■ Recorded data

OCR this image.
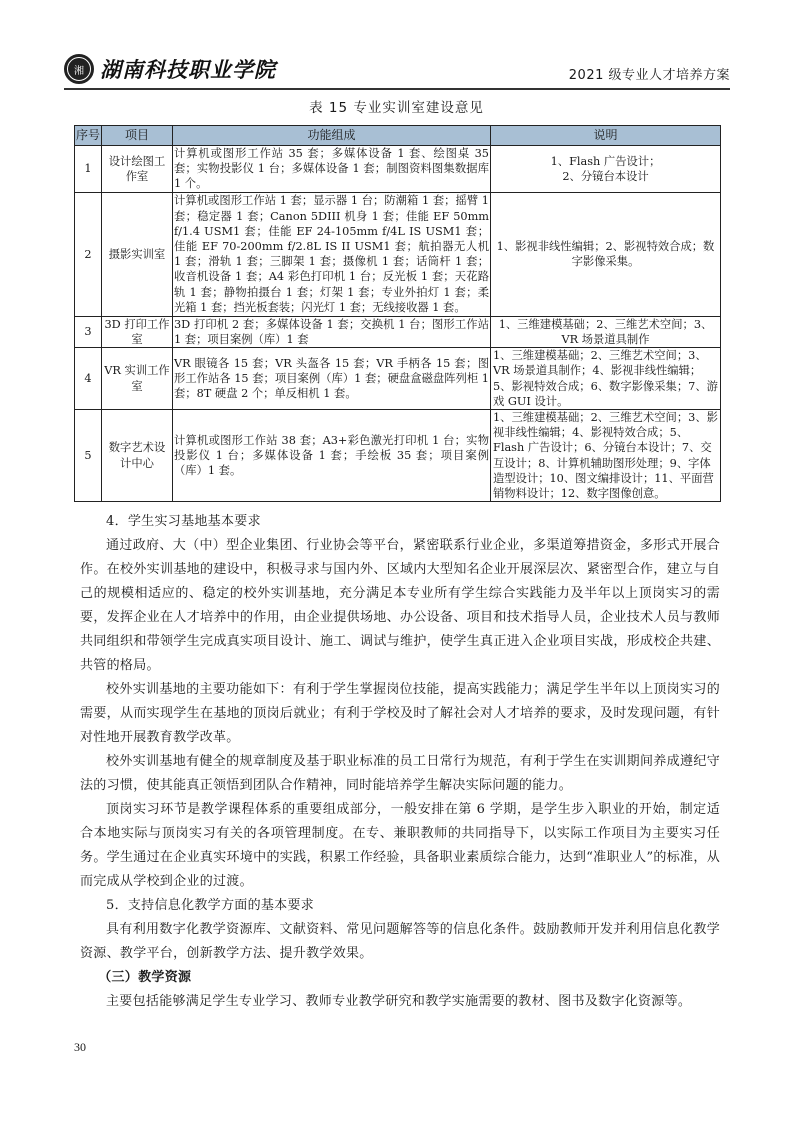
湘 湖南科技职业学院	2021 级专业人才培养方案
表 15 专业实训室建设意见
序号	项目	功能组成	说明
1	设计绘图工作室	计算机或图形工作站 35 套；多媒体设备 1 套、绘图桌 35 套；实物投影仪 1 台；多媒体设备 1 套；制图资料图集数据库 1 个。	1、Flash 广告设计；
2、分镜台本设计
2	摄影实训室	计算机或图形工作站 1 套；显示器 1 台；防潮箱 1 套；摇臂 1 套；稳定器 1 套；Canon 5DIII 机身 1 套；佳能 EF 50mm f/1.4 USM1 套；佳能 EF 24-105mm f/4L IS USM1 套；佳能 EF 70-200mm f/2.8L IS II USM1 套；航拍器无人机 1 套；滑轨 1 套；三脚架 1 套；摄像机 1 套；话筒杆 1 套；收音机设备 1 套；A4 彩色打印机 1 台；反光板 1 套；天花路轨 1 套；静物拍摄台 1 套；灯架 1 套；专业外拍灯 1 套；柔光箱 1 套；挡光板套装；闪光灯 1 套；无线接收器 1 套。	1、影视非线性编辑；2、影视特效合成；数字影像采集。
3	3D 打印工作室	3D 打印机 2 套；多媒体设备 1 套；交换机 1 台；图形工作站 1 套；项目案例（库）1 套	1、三维建模基础；2、三维艺术空间；3、VR 场景道具制作
4	VR 实训工作室	VR 眼镜各 15 套；VR 头盔各 15 套；VR 手柄各 15 套；图形工作站各 15 套；项目案例（库）1 套；硬盘盒磁盘阵列柜 1 套；8T 硬盘 2 个；单反相机 1 套。	1、三维建模基础；2、三维艺术空间；3、VR 场景道具制作；4、影视非线性编辑；5、影视特效合成；6、数字影像采集；7、游戏 GUI 设计。
5	数字艺术设计中心	计算机或图形工作站 38 套；A3+彩色激光打印机 1 台；实物投影仪 1 台；多媒体设备 1 套；手绘板 35 套；项目案例（库）1 套。	1、三维建模基础；2、三维艺术空间；3、影视非线性编辑；4、影视特效合成；5、Flash 广告设计；6、分镜台本设计；7、交互设计；8、计算机辅助图形处理；9、字体造型设计；10、图文编排设计；11、平面营销物料设计；12、数字图像创意。
4．学生实习基地基本要求

通过政府、大（中）型企业集团、行业协会等平台，紧密联系行业企业，多渠道筹措资金，多形式开展合作。在校外实训基地的建设中，积极寻求与国内外、区域内大型知名企业开展深层次、紧密型合作，建立与自己的规模相适应的、稳定的校外实训基地，充分满足本专业所有学生综合实践能力及半年以上顶岗实习的需要，发挥企业在人才培养中的作用，由企业提供场地、办公设备、项目和技术指导人员，企业技术人员与教师共同组织和带领学生完成真实项目设计、施工、调试与维护，使学生真正进入企业项目实战，形成校企共建、共管的格局。

校外实训基地的主要功能如下：有利于学生掌握岗位技能，提高实践能力；满足学生半年以上顶岗实习的需要，从而实现学生在基地的顶岗后就业；有利于学校及时了解社会对人才培养的要求，及时发现问题，有针对性地开展教育教学改革。

校外实训基地有健全的规章制度及基于职业标准的员工日常行为规范，有利于学生在实训期间养成遵纪守法的习惯，使其能真正领悟到团队合作精神，同时能培养学生解决实际问题的能力。

顶岗实习环节是教学课程体系的重要组成部分，一般安排在第 6 学期，是学生步入职业的开始，制定适合本地实际与顶岗实习有关的各项管理制度。在专、兼职教师的共同指导下，以实际工作项目为主要实习任务。学生通过在企业真实环境中的实践，积累工作经验，具备职业素质综合能力，达到“准职业人”的标准，从而完成从学校到企业的过渡。

5．支持信息化教学方面的基本要求

具有利用数字化教学资源库、文献资料、常见问题解答等的信息化条件。鼓励教师开发并利用信息化教学资源、教学平台，创新教学方法、提升教学效果。

（三）教学资源

主要包括能够满足学生专业学习、教师专业教学研究和教学实施需要的教材、图书及数字化资源等。

30
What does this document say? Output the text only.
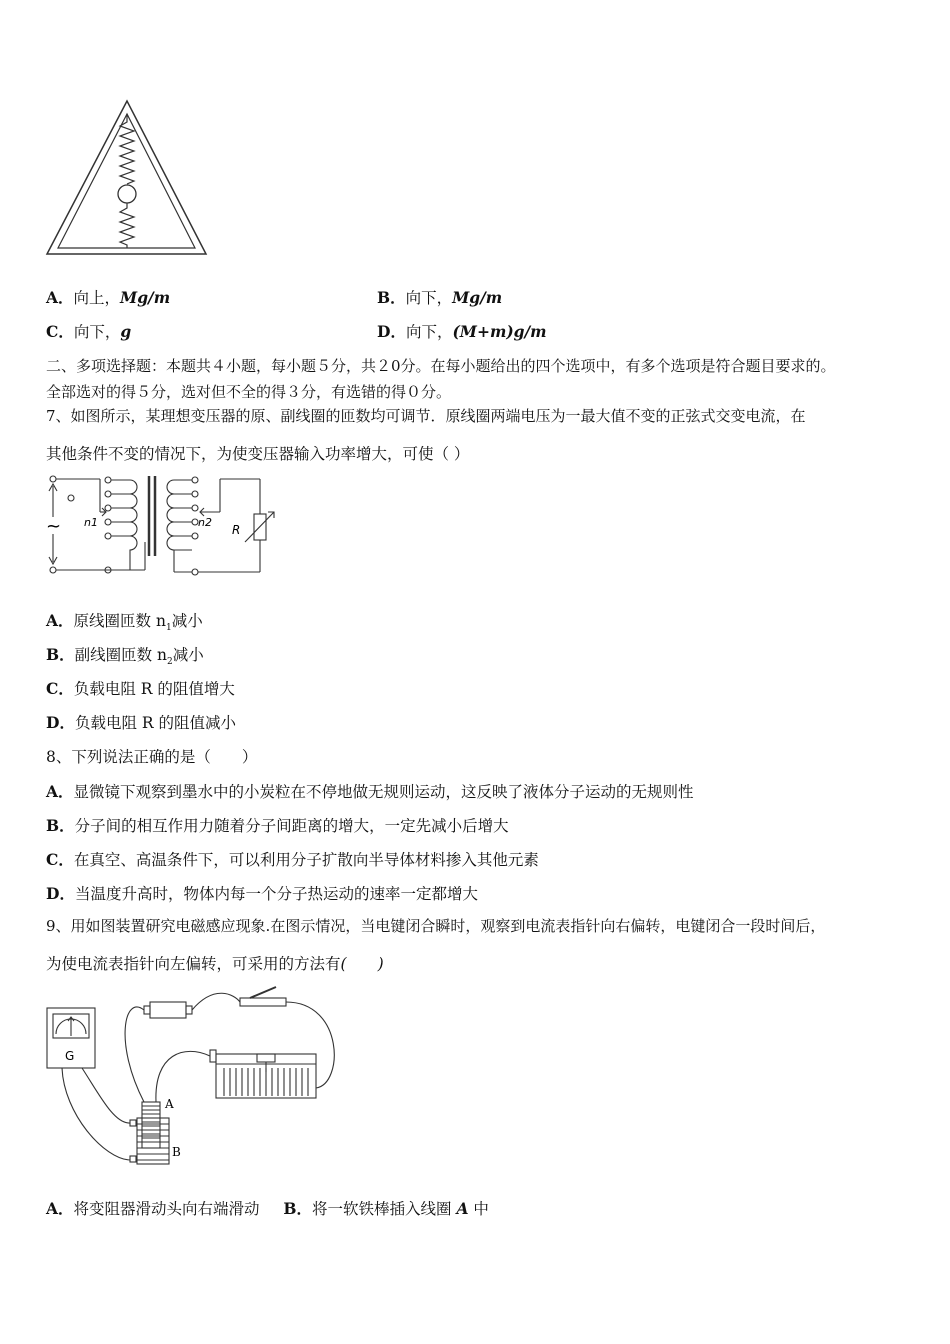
A．向上，Mg/m	B．向下，Mg/m
C．向下，g	D．向下，(M+m)g/m
二、多项选择题：本题共４小题，每小题５分，共２0分。在每小题给出的四个选项中，有多个选项是符合题目要求的。
全部选对的得５分，选对但不全的得３分，有选错的得０分。
7、如图所示，某理想变压器的原、副线圈的匝数均可调节．原线圈两端电压为一最大值不变的正弦式交变电流，在
其他条件不变的情况下，为使变压器输入功率增大，可使（ ）
~ n1	n2
R
A．原线圈匝数 $n_1$减小
B．副线圈匝数 $n_2$减小
C．负载电阻 R 的阻值增大
D．负载电阻 R 的阻值减小
8、下列说法正确的是（　　）
A．显微镜下观察到墨水中的小炭粒在不停地做无规则运动，这反映了液体分子运动的无规则性
B．分子间的相互作用力随着分子间距离的增大，一定先减小后增大
C．在真空、高温条件下，可以利用分子扩散向半导体材料掺入其他元素
D．当温度升高时，物体内每一个分子热运动的速率一定都增大
9、用如图装置研究电磁感应现象.在图示情况，当电键闭合瞬时，观察到电流表指针向右偏转，电键闭合一段时间后，
为使电流表指针向左偏转，可采用的方法有(　　)
G
A
B
A．将变阻器滑动头向右端滑动 B．将一软铁棒插入线圈 A 中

■ Work instructions
Omit the pictures, then output the rest of the listing exactly.

■ Reply to the exercise
OCR this image.
湘 湖南科技职业学院	2021 级专业人才培养方案
表 15 专业实训室建设意见
序号	项目	功能组成	说明
1	设计绘图工作室	计算机或图形工作站 35 套；多媒体设备 1 套、绘图桌 35 套；实物投影仪 1 台；多媒体设备 1 套；制图资料图集数据库 1 个。	1、Flash 广告设计；
2、分镜台本设计
2	摄影实训室	计算机或图形工作站 1 套；显示器 1 台；防潮箱 1 套；摇臂 1 套；稳定器 1 套；Canon 5DIII 机身 1 套；佳能 EF 50mm f/1.4 USM1 套；佳能 EF 24-105mm f/4L IS USM1 套；佳能 EF 70-200mm f/2.8L IS II USM1 套；航拍器无人机 1 套；滑轨 1 套；三脚架 1 套；摄像机 1 套；话筒杆 1 套；收音机设备 1 套；A4 彩色打印机 1 台；反光板 1 套；天花路轨 1 套；静物拍摄台 1 套；灯架 1 套；专业外拍灯 1 套；柔光箱 1 套；挡光板套装；闪光灯 1 套；无线接收器 1 套。	1、影视非线性编辑；2、影视特效合成；数字影像采集。
3	3D 打印工作室	3D 打印机 2 套；多媒体设备 1 套；交换机 1 台；图形工作站 1 套；项目案例（库）1 套	1、三维建模基础；2、三维艺术空间；3、VR 场景道具制作
4	VR 实训工作室	VR 眼镜各 15 套；VR 头盔各 15 套；VR 手柄各 15 套；图形工作站各 15 套；项目案例（库）1 套；硬盘盒磁盘阵列柜 1 套；8T 硬盘 2 个；单反相机 1 套。	1、三维建模基础；2、三维艺术空间；3、VR 场景道具制作；4、影视非线性编辑；5、影视特效合成；6、数字影像采集；7、游戏 GUI 设计。
5	数字艺术设计中心	计算机或图形工作站 38 套；A3+彩色激光打印机 1 台；实物投影仪 1 台；多媒体设备 1 套；手绘板 35 套；项目案例（库）1 套。	1、三维建模基础；2、三维艺术空间；3、影视非线性编辑；4、影视特效合成；5、Flash 广告设计；6、分镜台本设计；7、交互设计；8、计算机辅助图形处理；9、字体造型设计；10、图文编排设计；11、平面营销物料设计；12、数字图像创意。
4．学生实习基地基本要求

通过政府、大（中）型企业集团、行业协会等平台，紧密联系行业企业，多渠道筹措资金，多形式开展合作。在校外实训基地的建设中，积极寻求与国内外、区域内大型知名企业开展深层次、紧密型合作，建立与自己的规模相适应的、稳定的校外实训基地，充分满足本专业所有学生综合实践能力及半年以上顶岗实习的需要，发挥企业在人才培养中的作用，由企业提供场地、办公设备、项目和技术指导人员，企业技术人员与教师共同组织和带领学生完成真实项目设计、施工、调试与维护，使学生真正进入企业项目实战，形成校企共建、共管的格局。

校外实训基地的主要功能如下：有利于学生掌握岗位技能，提高实践能力；满足学生半年以上顶岗实习的需要，从而实现学生在基地的顶岗后就业；有利于学校及时了解社会对人才培养的要求，及时发现问题，有针对性地开展教育教学改革。

校外实训基地有健全的规章制度及基于职业标准的员工日常行为规范，有利于学生在实训期间养成遵纪守法的习惯，使其能真正领悟到团队合作精神，同时能培养学生解决实际问题的能力。

顶岗实习环节是教学课程体系的重要组成部分，一般安排在第 6 学期，是学生步入职业的开始，制定适合本地实际与顶岗实习有关的各项管理制度。在专、兼职教师的共同指导下，以实际工作项目为主要实习任务。学生通过在企业真实环境中的实践，积累工作经验，具备职业素质综合能力，达到“准职业人”的标准，从而完成从学校到企业的过渡。

5．支持信息化教学方面的基本要求

具有利用数字化教学资源库、文献资料、常见问题解答等的信息化条件。鼓励教师开发并利用信息化教学资源、教学平台，创新教学方法、提升教学效果。

（三）教学资源

主要包括能够满足学生专业学习、教师专业教学研究和教学实施需要的教材、图书及数字化资源等。

30
What does this document say? Output the text only.
A．向上，Mg/m	B．向下，Mg/m
C．向下，g	D．向下，(M+m)g/m
二、多项选择题：本题共４小题，每小题５分，共２0分。在每小题给出的四个选项中，有多个选项是符合题目要求的。
全部选对的得５分，选对但不全的得３分，有选错的得０分。
7、如图所示，某理想变压器的原、副线圈的匝数均可调节．原线圈两端电压为一最大值不变的正弦式交变电流，在
其他条件不变的情况下，为使变压器输入功率增大，可使（ ）
~ n1	n2
R
A．原线圈匝数 $n_1$减小
B．副线圈匝数 $n_2$减小
C．负载电阻 R 的阻值增大
D．负载电阻 R 的阻值减小
8、下列说法正确的是（　　）
A．显微镜下观察到墨水中的小炭粒在不停地做无规则运动，这反映了液体分子运动的无规则性
B．分子间的相互作用力随着分子间距离的增大，一定先减小后增大
C．在真空、高温条件下，可以利用分子扩散向半导体材料掺入其他元素
D．当温度升高时，物体内每一个分子热运动的速率一定都增大
9、用如图装置研究电磁感应现象.在图示情况，当电键闭合瞬时，观察到电流表指针向右偏转，电键闭合一段时间后，
为使电流表指针向左偏转，可采用的方法有(　　)
G
A
B
A．将变阻器滑动头向右端滑动 B．将一软铁棒插入线圈 A 中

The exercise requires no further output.